Your objective >>
Retype the data that follows line by line, exactly, and leave its pictures out.

Extracted information >>
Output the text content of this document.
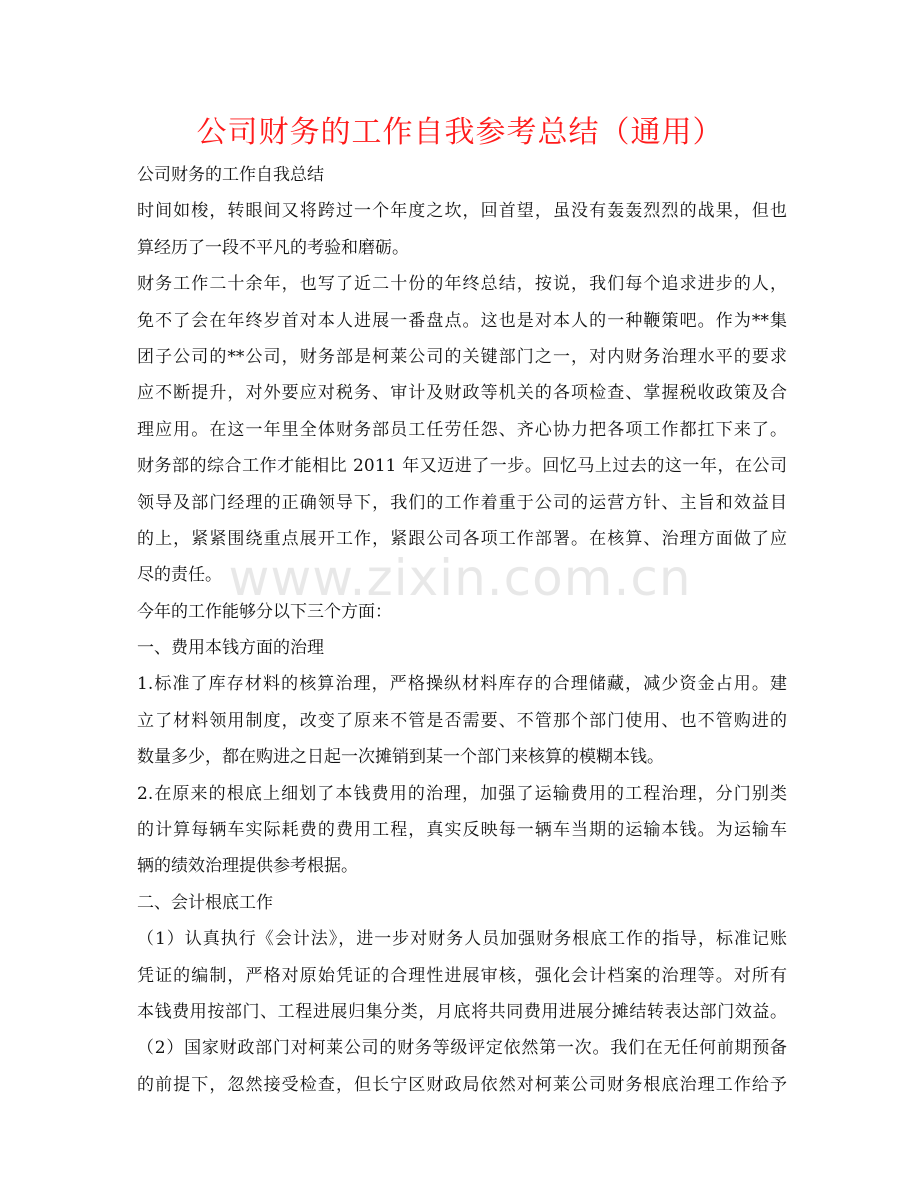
公司财务的工作自我参考总结（通用）
公司财务的工作自我总结
时间如梭，转眼间又将跨过一个年度之坎，回首望，虽没有轰轰烈烈的战果，但也
算经历了一段不平凡的考验和磨砺。
财务工作二十余年，也写了近二十份的年终总结，按说，我们每个追求进步的人，
免不了会在年终岁首对本人进展一番盘点。这也是对本人的一种鞭策吧。作为**集
团子公司的**公司，财务部是柯莱公司的关键部门之一，对内财务治理水平的要求
应不断提升，对外要应对税务、审计及财政等机关的各项检查、掌握税收政策及合
理应用。在这一年里全体财务部员工任劳任怨、齐心协力把各项工作都扛下来了。
财务部的综合工作才能相比 2011 年又迈进了一步。回忆马上过去的这一年，在公司
领导及部门经理的正确领导下，我们的工作着重于公司的运营方针、主旨和效益目
的上，紧紧围绕重点展开工作，紧跟公司各项工作部署。在核算、治理方面做了应
尽的责任。
今年的工作能够分以下三个方面：
一、费用本钱方面的治理
1.标准了库存材料的核算治理，严格操纵材料库存的合理储藏，减少资金占用。建
立了材料领用制度，改变了原来不管是否需要、不管那个部门使用、也不管购进的
数量多少，都在购进之日起一次摊销到某一个部门来核算的模糊本钱。
2.在原来的根底上细划了本钱费用的治理，加强了运输费用的工程治理，分门别类
的计算每辆车实际耗费的费用工程，真实反映每一辆车当期的运输本钱。为运输车
辆的绩效治理提供参考根据。
二、会计根底工作
（1）认真执行《会计法》，进一步对财务人员加强财务根底工作的指导，标准记账
凭证的编制，严格对原始凭证的合理性进展审核，强化会计档案的治理等。对所有
本钱费用按部门、工程进展归集分类，月底将共同费用进展分摊结转表达部门效益。
（2）国家财政部门对柯莱公司的财务等级评定依然第一次。我们在无任何前期预备
的前提下，忽然接受检查，但长宁区财政局依然对柯莱公司财务根底治理工作给予
www.zixin.com.cn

Result below >>
Output the text content of this document.
公司财务的工作自我参考总结（通用）
公司财务的工作自我总结
时间如梭，转眼间又将跨过一个年度之坎，回首望，虽没有轰轰烈烈的战果，但也
算经历了一段不平凡的考验和磨砺。
财务工作二十余年，也写了近二十份的年终总结，按说，我们每个追求进步的人，
免不了会在年终岁首对本人进展一番盘点。这也是对本人的一种鞭策吧。作为**集
团子公司的**公司，财务部是柯莱公司的关键部门之一，对内财务治理水平的要求
应不断提升，对外要应对税务、审计及财政等机关的各项检查、掌握税收政策及合
理应用。在这一年里全体财务部员工任劳任怨、齐心协力把各项工作都扛下来了。
财务部的综合工作才能相比 2011 年又迈进了一步。回忆马上过去的这一年，在公司
领导及部门经理的正确领导下，我们的工作着重于公司的运营方针、主旨和效益目
的上，紧紧围绕重点展开工作，紧跟公司各项工作部署。在核算、治理方面做了应
尽的责任。
今年的工作能够分以下三个方面：
一、费用本钱方面的治理
1.标准了库存材料的核算治理，严格操纵材料库存的合理储藏，减少资金占用。建
立了材料领用制度，改变了原来不管是否需要、不管那个部门使用、也不管购进的
数量多少，都在购进之日起一次摊销到某一个部门来核算的模糊本钱。
2.在原来的根底上细划了本钱费用的治理，加强了运输费用的工程治理，分门别类
的计算每辆车实际耗费的费用工程，真实反映每一辆车当期的运输本钱。为运输车
辆的绩效治理提供参考根据。
二、会计根底工作
（1）认真执行《会计法》，进一步对财务人员加强财务根底工作的指导，标准记账
凭证的编制，严格对原始凭证的合理性进展审核，强化会计档案的治理等。对所有
本钱费用按部门、工程进展归集分类，月底将共同费用进展分摊结转表达部门效益。
（2）国家财政部门对柯莱公司的财务等级评定依然第一次。我们在无任何前期预备
的前提下，忽然接受检查，但长宁区财政局依然对柯莱公司财务根底治理工作给予
www.zixin.com.cn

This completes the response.